> [Task inputs]
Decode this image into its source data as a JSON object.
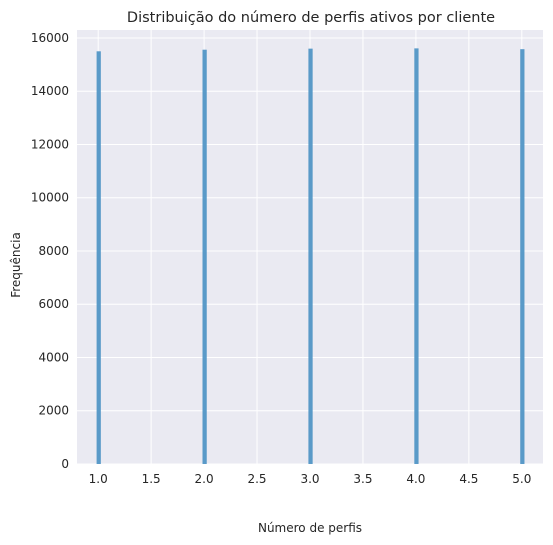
{
  "chart_data": {
    "type": "bar",
    "title": "Distribuição do número de perfis ativos por cliente",
    "xlabel": "Número de perfis",
    "ylabel": "Frequência",
    "x": [
      1.0,
      2.0,
      3.0,
      4.0,
      5.0
    ],
    "values": [
      15500,
      15560,
      15600,
      15610,
      15580
    ],
    "xlim": [
      0.8,
      5.2
    ],
    "ylim": [
      0,
      16300
    ],
    "xticks": [
      "1.0",
      "1.5",
      "2.0",
      "2.5",
      "3.0",
      "3.5",
      "4.0",
      "4.5",
      "5.0"
    ],
    "yticks": [
      "0",
      "2000",
      "4000",
      "6000",
      "8000",
      "10000",
      "12000",
      "14000",
      "16000"
    ],
    "grid": true,
    "legend": "none",
    "colors": {
      "bar": "#4c93c4",
      "background": "#eaeaf2",
      "grid": "#ffffff",
      "text": "#262626"
    }
  }
}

> [Work to do] Provide the number of lines in these entries that hold the word "perfis", without any accompanying text.

> [Response to this task] 2